**** DATASET RECORDS

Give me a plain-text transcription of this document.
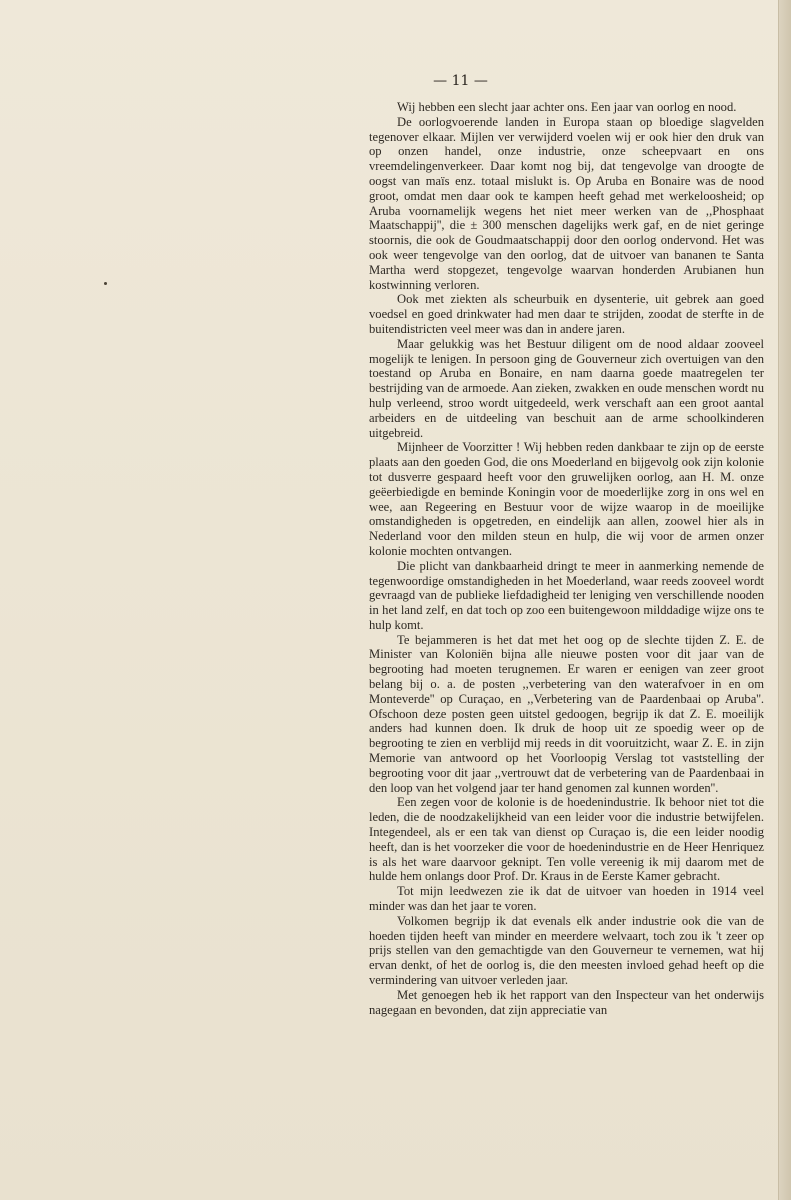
— 11 —

Wij hebben een slecht jaar achter ons. Een jaar van oorlog en nood.

De oorlogvoerende landen in Europa staan op bloedige slagvelden tegenover elkaar. Mijlen ver verwijderd voelen wij er ook hier den druk van op onzen handel, onze industrie, onze scheepvaart en ons vreemdelingenverkeer. Daar komt nog bij, dat tengevolge van droogte de oogst van maïs enz. totaal mislukt is. Op Aruba en Bonaire was de nood groot, omdat men daar ook te kampen heeft gehad met werkeloosheid; op Aruba voornamelijk wegens het niet meer werken van de ,,Phosphaat Maatschappij'', die ± 300 menschen dagelijks werk gaf, en de niet geringe stoornis, die ook de Goudmaatschappij door den oorlog ondervond. Het was ook weer tengevolge van den oorlog, dat de uitvoer van bananen te Santa Martha werd stopgezet, tengevolge waarvan honderden Arubianen hun kostwinning verloren.

Ook met ziekten als scheurbuik en dysenterie, uit gebrek aan goed voedsel en goed drinkwater had men daar te strijden, zoodat de sterfte in de buitendistricten veel meer was dan in andere jaren.

Maar gelukkig was het Bestuur diligent om de nood aldaar zooveel mogelijk te lenigen. In persoon ging de Gouverneur zich overtuigen van den toestand op Aruba en Bonaire, en nam daarna goede maatregelen ter bestrijding van de armoede. Aan zieken, zwakken en oude menschen wordt nu hulp verleend, stroo wordt uitgedeeld, werk verschaft aan een groot aantal arbeiders en de uitdeeling van beschuit aan de arme schoolkinderen uitgebreid.

Mijnheer de Voorzitter ! Wij hebben reden dankbaar te zijn op de eerste plaats aan den goeden God, die ons Moederland en bijgevolg ook zijn kolonie tot dusverre gespaard heeft voor den gruwelijken oorlog, aan H. M. onze geëerbiedigde en beminde Koningin voor de moederlijke zorg in ons wel en wee, aan Regeering en Bestuur voor de wijze waarop in de moeilijke omstandigheden is opgetreden, en eindelijk aan allen, zoowel hier als in Nederland voor den milden steun en hulp, die wij voor de armen onzer kolonie mochten ontvangen.

Die plicht van dankbaarheid dringt te meer in aanmerking nemende de tegenwoordige omstandigheden in het Moederland, waar reeds zooveel wordt gevraagd van de publieke liefdadigheid ter leniging ven verschillende nooden in het land zelf, en dat toch op zoo een buitengewoon milddadige wijze ons te hulp komt.

Te bejammeren is het dat met het oog op de slechte tijden Z. E. de Minister van Koloniën bijna alle nieuwe posten voor dit jaar van de begrooting had moeten terugnemen. Er waren er eenigen van zeer groot belang bij o. a. de posten ,,verbetering van den waterafvoer in en om Monteverde'' op Curaçao, en ,,Verbetering van de Paardenbaai op Aruba''. Ofschoon deze posten geen uitstel gedoogen, begrijp ik dat Z. E. moeilijk anders had kunnen doen. Ik druk de hoop uit ze spoedig weer op de begrooting te zien en verblijd mij reeds in dit vooruitzicht, waar Z. E. in zijn Memorie van antwoord op het Voorloopig Verslag tot vaststelling der begrooting voor dit jaar ,,vertrouwt dat de verbetering van de Paardenbaai in den loop van het volgend jaar ter hand genomen zal kunnen worden''.

Een zegen voor de kolonie is de hoedenindustrie. Ik behoor niet tot die leden, die de noodzakelijkheid van een leider voor die industrie betwijfelen. Integendeel, als er een tak van dienst op Curaçao is, die een leider noodig heeft, dan is het voorzeker die voor de hoedenindustrie en de Heer Henriquez is als het ware daarvoor geknipt. Ten volle vereenig ik mij daarom met de hulde hem onlangs door Prof. Dr. Kraus in de Eerste Kamer gebracht.

Tot mijn leedwezen zie ik dat de uitvoer van hoeden in 1914 veel minder was dan het jaar te voren.

Volkomen begrijp ik dat evenals elk ander industrie ook die van de hoeden tijden heeft van minder en meerdere welvaart, toch zou ik 't zeer op prijs stellen van den gemachtigde van den Gouverneur te vernemen, wat hij ervan denkt, of het de oorlog is, die den meesten invloed gehad heeft op die vermindering van uitvoer verleden jaar.

Met genoegen heb ik het rapport van den Inspecteur van het onderwijs nagegaan en bevonden, dat zijn appreciatie van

********

The answer is the records above, repeated exactly, with no picture in it.

* **PROBLEM SOLUTION**:
Give me a plain-text transcription of this document.
— 11 —

Wij hebben een slecht jaar achter ons. Een jaar van oorlog en nood.

De oorlogvoerende landen in Europa staan op bloedige slagvelden tegenover elkaar. Mijlen ver verwijderd voelen wij er ook hier den druk van op onzen handel, onze industrie, onze scheepvaart en ons vreemdelingenverkeer. Daar komt nog bij, dat tengevolge van droogte de oogst van maïs enz. totaal mislukt is. Op Aruba en Bonaire was de nood groot, omdat men daar ook te kampen heeft gehad met werkeloosheid; op Aruba voornamelijk wegens het niet meer werken van de ,,Phosphaat Maatschappij'', die ± 300 menschen dagelijks werk gaf, en de niet geringe stoornis, die ook de Goudmaatschappij door den oorlog ondervond. Het was ook weer tengevolge van den oorlog, dat de uitvoer van bananen te Santa Martha werd stopgezet, tengevolge waarvan honderden Arubianen hun kostwinning verloren.

Ook met ziekten als scheurbuik en dysenterie, uit gebrek aan goed voedsel en goed drinkwater had men daar te strijden, zoodat de sterfte in de buitendistricten veel meer was dan in andere jaren.

Maar gelukkig was het Bestuur diligent om de nood aldaar zooveel mogelijk te lenigen. In persoon ging de Gouverneur zich overtuigen van den toestand op Aruba en Bonaire, en nam daarna goede maatregelen ter bestrijding van de armoede. Aan zieken, zwakken en oude menschen wordt nu hulp verleend, stroo wordt uitgedeeld, werk verschaft aan een groot aantal arbeiders en de uitdeeling van beschuit aan de arme schoolkinderen uitgebreid.

Mijnheer de Voorzitter ! Wij hebben reden dankbaar te zijn op de eerste plaats aan den goeden God, die ons Moederland en bijgevolg ook zijn kolonie tot dusverre gespaard heeft voor den gruwelijken oorlog, aan H. M. onze geëerbiedigde en beminde Koningin voor de moederlijke zorg in ons wel en wee, aan Regeering en Bestuur voor de wijze waarop in de moeilijke omstandigheden is opgetreden, en eindelijk aan allen, zoowel hier als in Nederland voor den milden steun en hulp, die wij voor de armen onzer kolonie mochten ontvangen.

Die plicht van dankbaarheid dringt te meer in aanmerking nemende de tegenwoordige omstandigheden in het Moederland, waar reeds zooveel wordt gevraagd van de publieke liefdadigheid ter leniging ven verschillende nooden in het land zelf, en dat toch op zoo een buitengewoon milddadige wijze ons te hulp komt.

Te bejammeren is het dat met het oog op de slechte tijden Z. E. de Minister van Koloniën bijna alle nieuwe posten voor dit jaar van de begrooting had moeten terugnemen. Er waren er eenigen van zeer groot belang bij o. a. de posten ,,verbetering van den waterafvoer in en om Monteverde'' op Curaçao, en ,,Verbetering van de Paardenbaai op Aruba''. Ofschoon deze posten geen uitstel gedoogen, begrijp ik dat Z. E. moeilijk anders had kunnen doen. Ik druk de hoop uit ze spoedig weer op de begrooting te zien en verblijd mij reeds in dit vooruitzicht, waar Z. E. in zijn Memorie van antwoord op het Voorloopig Verslag tot vaststelling der begrooting voor dit jaar ,,vertrouwt dat de verbetering van de Paardenbaai in den loop van het volgend jaar ter hand genomen zal kunnen worden''.

Een zegen voor de kolonie is de hoedenindustrie. Ik behoor niet tot die leden, die de noodzakelijkheid van een leider voor die industrie betwijfelen. Integendeel, als er een tak van dienst op Curaçao is, die een leider noodig heeft, dan is het voorzeker die voor de hoedenindustrie en de Heer Henriquez is als het ware daarvoor geknipt. Ten volle vereenig ik mij daarom met de hulde hem onlangs door Prof. Dr. Kraus in de Eerste Kamer gebracht.

Tot mijn leedwezen zie ik dat de uitvoer van hoeden in 1914 veel minder was dan het jaar te voren.

Volkomen begrijp ik dat evenals elk ander industrie ook die van de hoeden tijden heeft van minder en meerdere welvaart, toch zou ik 't zeer op prijs stellen van den gemachtigde van den Gouverneur te vernemen, wat hij ervan denkt, of het de oorlog is, die den meesten invloed gehad heeft op die vermindering van uitvoer verleden jaar.

Met genoegen heb ik het rapport van den Inspecteur van het onderwijs nagegaan en bevonden, dat zijn appreciatie van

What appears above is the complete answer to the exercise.